→ **TASK**
Select the lines below containing the word "when".

→ **INFORMATION GIVEN**

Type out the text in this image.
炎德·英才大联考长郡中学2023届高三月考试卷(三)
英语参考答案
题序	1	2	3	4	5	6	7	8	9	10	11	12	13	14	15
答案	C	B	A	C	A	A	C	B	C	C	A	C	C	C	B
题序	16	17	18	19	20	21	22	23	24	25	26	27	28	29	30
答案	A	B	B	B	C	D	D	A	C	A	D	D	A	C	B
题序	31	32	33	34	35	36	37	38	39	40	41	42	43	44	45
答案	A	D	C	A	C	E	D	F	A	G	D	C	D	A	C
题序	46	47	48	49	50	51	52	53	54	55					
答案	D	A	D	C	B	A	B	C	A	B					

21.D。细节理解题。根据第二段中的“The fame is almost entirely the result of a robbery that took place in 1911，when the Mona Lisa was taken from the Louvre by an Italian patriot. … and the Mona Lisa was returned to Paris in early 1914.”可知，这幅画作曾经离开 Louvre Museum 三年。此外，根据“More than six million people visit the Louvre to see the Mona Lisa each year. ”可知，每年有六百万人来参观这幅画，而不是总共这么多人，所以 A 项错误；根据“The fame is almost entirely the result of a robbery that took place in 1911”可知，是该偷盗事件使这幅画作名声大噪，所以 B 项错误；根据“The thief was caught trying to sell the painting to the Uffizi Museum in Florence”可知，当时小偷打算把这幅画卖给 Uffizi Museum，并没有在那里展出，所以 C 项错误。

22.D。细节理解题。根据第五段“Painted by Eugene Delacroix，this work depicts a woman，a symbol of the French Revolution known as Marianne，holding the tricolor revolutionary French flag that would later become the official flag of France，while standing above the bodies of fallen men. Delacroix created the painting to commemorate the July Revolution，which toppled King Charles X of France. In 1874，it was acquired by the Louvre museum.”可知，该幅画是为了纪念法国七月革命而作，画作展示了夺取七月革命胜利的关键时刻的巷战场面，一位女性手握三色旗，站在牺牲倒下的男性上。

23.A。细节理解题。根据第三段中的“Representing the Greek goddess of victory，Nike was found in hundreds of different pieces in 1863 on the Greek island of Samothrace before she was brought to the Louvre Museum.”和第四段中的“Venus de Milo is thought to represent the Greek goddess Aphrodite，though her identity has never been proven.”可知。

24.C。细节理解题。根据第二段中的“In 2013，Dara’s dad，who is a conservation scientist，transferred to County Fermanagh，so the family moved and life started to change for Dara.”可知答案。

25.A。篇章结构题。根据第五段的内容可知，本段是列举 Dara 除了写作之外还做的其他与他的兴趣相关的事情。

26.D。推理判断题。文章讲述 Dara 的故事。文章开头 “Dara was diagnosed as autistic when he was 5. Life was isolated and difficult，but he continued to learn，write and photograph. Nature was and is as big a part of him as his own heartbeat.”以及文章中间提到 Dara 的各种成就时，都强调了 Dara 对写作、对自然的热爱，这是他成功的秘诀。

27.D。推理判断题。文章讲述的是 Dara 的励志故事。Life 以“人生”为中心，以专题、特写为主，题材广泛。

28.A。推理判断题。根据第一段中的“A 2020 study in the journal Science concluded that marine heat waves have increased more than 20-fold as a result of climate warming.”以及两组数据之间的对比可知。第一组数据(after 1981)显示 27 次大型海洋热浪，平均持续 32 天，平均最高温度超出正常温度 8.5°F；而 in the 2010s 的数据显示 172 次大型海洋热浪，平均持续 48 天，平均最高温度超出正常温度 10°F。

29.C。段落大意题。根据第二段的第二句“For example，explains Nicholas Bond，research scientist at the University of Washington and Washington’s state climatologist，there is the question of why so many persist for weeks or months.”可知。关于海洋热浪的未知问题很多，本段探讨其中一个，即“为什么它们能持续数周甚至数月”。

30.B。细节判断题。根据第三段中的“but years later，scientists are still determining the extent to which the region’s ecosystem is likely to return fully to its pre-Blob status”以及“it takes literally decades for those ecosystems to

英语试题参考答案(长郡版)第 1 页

→ **CORRECT RESPONSE**
21.D。细节理解题。根据第二段中的“The fame is almost entirely the result of a robbery that took place in 1911，when the Mona Lisa was taken from the Louvre by an Italian patriot. … and the Mona Lisa was returned to Paris in early 1914.”可知，这幅画作曾经离开 Louvre Museum 三年。此外，根据“More than six million people visit the Louvre to see the Mona Lisa each year. ”可知，每年有六百万人来参观这幅画，而不是总共这么多人，所以 A 项错误；根据“The fame is almost entirely the result of a robbery that took place in 1911”可知，是该偷盗事件使这幅画作名声大噪，所以 B 项错误；根据“The thief was caught trying to sell the painting to the Uffizi Museum in Florence”可知，当时小偷打算把这幅画卖给 Uffizi Museum，并没有在那里展出，所以 C 项错误。
26.D。推理判断题。文章讲述 Dara 的故事。文章开头 “Dara was diagnosed as autistic when he was 5. Life was isolated and difficult，but he continued to learn，write and photograph. Nature was and is as big a part of him as his own heartbeat.”以及文章中间提到 Dara 的各种成就时，都强调了 Dara 对写作、对自然的热爱，这是他成功的秘诀。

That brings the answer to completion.